--- start ---
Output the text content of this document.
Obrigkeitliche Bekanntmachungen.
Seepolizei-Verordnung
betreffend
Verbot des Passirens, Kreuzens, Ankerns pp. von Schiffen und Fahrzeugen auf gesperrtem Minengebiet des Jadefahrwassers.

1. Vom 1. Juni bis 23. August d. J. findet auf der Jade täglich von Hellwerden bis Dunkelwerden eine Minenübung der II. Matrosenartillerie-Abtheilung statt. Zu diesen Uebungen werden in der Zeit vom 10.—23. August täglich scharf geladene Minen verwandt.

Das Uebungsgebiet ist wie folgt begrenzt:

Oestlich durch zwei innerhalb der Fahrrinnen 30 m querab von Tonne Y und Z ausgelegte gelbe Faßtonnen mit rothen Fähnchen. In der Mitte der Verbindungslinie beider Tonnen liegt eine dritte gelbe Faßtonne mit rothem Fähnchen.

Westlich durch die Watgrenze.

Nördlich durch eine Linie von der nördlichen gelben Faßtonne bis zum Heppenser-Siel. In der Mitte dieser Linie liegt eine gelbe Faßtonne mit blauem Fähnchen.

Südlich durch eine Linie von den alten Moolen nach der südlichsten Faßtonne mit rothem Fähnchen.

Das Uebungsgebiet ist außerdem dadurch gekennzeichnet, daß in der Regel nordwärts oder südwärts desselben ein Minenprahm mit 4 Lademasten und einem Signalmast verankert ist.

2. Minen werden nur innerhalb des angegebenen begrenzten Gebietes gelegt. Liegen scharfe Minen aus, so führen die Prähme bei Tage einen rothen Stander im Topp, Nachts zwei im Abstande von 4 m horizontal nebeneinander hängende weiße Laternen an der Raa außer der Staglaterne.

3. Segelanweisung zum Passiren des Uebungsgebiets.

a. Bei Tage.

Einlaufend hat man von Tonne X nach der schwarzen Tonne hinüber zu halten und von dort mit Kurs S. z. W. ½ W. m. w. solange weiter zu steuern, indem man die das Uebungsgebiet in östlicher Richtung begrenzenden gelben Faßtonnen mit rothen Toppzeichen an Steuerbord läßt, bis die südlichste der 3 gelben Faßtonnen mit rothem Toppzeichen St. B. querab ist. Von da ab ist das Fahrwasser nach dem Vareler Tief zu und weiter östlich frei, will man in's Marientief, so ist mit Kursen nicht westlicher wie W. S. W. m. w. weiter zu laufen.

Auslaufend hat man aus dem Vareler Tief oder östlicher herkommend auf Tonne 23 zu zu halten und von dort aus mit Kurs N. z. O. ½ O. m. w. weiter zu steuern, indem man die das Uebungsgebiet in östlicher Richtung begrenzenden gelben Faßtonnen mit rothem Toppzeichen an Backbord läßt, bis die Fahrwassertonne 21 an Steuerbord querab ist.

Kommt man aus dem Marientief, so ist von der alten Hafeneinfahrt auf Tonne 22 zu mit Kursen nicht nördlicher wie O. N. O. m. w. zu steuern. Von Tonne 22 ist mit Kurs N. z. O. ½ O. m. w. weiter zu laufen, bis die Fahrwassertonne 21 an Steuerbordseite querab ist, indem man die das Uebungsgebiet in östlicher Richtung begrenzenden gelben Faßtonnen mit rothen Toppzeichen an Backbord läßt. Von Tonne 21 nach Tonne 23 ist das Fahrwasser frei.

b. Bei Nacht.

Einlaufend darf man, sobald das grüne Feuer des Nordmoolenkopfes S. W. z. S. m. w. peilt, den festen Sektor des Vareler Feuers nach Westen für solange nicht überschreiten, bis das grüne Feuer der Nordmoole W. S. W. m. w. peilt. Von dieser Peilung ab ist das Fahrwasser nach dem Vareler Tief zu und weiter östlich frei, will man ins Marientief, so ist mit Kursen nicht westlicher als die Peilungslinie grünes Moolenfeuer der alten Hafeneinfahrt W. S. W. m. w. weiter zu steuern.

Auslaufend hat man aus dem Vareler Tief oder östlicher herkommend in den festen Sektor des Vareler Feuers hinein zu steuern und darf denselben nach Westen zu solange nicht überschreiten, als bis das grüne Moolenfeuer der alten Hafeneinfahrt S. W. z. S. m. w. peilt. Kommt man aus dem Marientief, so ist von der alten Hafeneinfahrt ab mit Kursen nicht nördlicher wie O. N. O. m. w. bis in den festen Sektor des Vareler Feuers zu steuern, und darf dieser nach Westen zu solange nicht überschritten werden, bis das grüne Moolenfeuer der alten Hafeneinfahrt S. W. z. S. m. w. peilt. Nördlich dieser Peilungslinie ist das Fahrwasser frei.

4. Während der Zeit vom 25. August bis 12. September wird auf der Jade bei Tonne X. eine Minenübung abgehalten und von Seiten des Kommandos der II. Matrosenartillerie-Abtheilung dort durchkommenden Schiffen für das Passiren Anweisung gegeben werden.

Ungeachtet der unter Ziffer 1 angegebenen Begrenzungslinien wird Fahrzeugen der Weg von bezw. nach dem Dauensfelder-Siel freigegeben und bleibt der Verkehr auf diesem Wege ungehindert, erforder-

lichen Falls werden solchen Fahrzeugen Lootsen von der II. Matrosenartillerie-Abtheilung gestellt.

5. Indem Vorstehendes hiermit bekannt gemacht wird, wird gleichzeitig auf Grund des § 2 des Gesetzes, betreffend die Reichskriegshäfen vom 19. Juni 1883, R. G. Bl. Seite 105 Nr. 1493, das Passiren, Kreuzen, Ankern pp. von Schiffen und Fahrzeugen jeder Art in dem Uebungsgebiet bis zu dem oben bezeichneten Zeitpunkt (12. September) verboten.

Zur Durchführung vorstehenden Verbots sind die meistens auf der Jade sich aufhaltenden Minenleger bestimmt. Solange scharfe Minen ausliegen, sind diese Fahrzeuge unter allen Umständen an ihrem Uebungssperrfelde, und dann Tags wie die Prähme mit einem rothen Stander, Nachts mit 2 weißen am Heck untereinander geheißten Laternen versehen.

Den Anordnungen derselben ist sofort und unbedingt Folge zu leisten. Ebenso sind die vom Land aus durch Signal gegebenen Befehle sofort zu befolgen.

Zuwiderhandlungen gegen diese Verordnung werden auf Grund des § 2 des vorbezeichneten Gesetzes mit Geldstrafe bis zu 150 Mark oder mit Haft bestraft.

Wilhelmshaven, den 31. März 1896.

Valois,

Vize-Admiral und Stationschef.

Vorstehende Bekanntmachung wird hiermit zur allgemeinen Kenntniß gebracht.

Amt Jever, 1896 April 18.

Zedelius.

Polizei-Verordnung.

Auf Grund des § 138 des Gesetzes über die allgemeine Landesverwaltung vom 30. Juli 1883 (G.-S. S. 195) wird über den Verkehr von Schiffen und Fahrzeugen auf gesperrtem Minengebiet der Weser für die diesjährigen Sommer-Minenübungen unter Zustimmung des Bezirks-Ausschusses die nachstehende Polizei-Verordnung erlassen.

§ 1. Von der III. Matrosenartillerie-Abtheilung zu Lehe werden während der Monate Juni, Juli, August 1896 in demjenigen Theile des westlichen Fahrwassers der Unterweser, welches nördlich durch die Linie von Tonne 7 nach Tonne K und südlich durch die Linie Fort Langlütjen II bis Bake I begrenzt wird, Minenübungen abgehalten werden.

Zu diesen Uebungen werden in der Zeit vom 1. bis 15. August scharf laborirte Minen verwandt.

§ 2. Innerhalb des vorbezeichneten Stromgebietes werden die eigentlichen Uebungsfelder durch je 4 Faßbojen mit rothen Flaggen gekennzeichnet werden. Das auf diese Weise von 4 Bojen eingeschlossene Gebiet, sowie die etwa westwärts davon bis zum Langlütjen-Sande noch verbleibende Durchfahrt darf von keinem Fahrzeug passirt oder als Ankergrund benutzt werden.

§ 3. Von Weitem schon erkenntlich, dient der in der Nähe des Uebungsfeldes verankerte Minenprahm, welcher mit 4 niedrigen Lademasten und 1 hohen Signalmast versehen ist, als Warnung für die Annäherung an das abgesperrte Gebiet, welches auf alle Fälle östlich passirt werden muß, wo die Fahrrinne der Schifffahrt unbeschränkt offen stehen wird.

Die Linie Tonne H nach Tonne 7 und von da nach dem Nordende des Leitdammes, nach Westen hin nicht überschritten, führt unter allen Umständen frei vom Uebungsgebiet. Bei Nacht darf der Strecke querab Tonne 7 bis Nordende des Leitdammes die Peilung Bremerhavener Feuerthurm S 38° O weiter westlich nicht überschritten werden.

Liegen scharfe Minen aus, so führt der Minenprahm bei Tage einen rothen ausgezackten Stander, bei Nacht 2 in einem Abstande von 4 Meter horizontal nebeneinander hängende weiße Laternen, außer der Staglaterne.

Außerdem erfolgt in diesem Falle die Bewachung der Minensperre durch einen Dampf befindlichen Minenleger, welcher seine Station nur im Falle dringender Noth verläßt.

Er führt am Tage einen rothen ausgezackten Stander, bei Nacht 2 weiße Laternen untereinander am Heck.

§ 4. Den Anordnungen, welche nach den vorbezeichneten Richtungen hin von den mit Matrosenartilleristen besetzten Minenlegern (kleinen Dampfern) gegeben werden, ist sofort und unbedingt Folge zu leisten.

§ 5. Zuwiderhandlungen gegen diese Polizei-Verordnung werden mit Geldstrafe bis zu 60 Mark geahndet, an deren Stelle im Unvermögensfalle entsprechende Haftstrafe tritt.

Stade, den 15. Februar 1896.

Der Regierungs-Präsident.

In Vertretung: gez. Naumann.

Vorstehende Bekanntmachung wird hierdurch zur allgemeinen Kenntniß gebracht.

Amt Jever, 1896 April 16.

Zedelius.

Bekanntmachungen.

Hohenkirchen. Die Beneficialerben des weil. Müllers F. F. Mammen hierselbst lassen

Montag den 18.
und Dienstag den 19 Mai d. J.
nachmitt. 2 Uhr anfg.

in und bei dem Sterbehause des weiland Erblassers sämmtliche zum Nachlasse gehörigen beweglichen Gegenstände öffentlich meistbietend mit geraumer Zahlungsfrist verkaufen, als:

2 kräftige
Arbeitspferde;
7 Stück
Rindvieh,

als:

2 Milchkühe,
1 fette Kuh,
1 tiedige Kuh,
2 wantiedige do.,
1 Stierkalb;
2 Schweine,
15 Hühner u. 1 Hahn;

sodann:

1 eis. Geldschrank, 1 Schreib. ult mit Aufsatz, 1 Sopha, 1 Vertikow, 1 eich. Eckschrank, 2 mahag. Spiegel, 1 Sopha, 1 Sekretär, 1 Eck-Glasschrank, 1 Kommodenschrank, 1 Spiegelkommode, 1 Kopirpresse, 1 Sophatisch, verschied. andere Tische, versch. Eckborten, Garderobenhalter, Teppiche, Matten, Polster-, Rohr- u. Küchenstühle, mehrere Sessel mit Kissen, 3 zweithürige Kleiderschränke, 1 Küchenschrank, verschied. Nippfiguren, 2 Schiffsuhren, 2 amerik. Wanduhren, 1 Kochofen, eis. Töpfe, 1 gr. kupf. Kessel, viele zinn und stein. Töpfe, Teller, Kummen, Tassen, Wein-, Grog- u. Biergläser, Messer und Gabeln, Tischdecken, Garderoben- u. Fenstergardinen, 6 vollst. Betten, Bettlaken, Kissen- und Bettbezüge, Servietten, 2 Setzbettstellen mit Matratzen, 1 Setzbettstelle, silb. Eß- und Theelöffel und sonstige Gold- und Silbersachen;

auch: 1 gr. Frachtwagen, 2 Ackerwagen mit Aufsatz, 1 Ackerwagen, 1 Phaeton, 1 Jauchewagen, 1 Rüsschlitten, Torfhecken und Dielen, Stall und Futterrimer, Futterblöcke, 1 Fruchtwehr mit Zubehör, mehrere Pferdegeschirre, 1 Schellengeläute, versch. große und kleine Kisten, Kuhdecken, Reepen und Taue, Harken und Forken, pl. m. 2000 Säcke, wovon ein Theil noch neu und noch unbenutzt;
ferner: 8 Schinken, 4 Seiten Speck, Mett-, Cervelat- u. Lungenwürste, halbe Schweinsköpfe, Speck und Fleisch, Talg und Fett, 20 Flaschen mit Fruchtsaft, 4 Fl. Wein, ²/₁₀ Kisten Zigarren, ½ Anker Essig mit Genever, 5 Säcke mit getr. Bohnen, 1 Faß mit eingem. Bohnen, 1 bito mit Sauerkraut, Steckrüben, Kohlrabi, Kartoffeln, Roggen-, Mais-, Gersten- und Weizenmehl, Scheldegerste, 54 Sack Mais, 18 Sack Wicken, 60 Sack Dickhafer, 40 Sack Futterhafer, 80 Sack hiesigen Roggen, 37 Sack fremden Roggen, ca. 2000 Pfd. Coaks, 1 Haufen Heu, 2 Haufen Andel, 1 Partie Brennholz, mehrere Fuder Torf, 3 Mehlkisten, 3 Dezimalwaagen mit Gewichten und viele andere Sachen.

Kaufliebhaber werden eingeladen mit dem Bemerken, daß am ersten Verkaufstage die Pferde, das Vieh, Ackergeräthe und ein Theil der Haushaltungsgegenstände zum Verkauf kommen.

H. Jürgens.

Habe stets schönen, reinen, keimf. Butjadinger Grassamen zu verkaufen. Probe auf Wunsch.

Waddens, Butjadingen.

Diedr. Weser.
--- end ---
Report only the number of lines in the data above that contain "ausgezackten".

2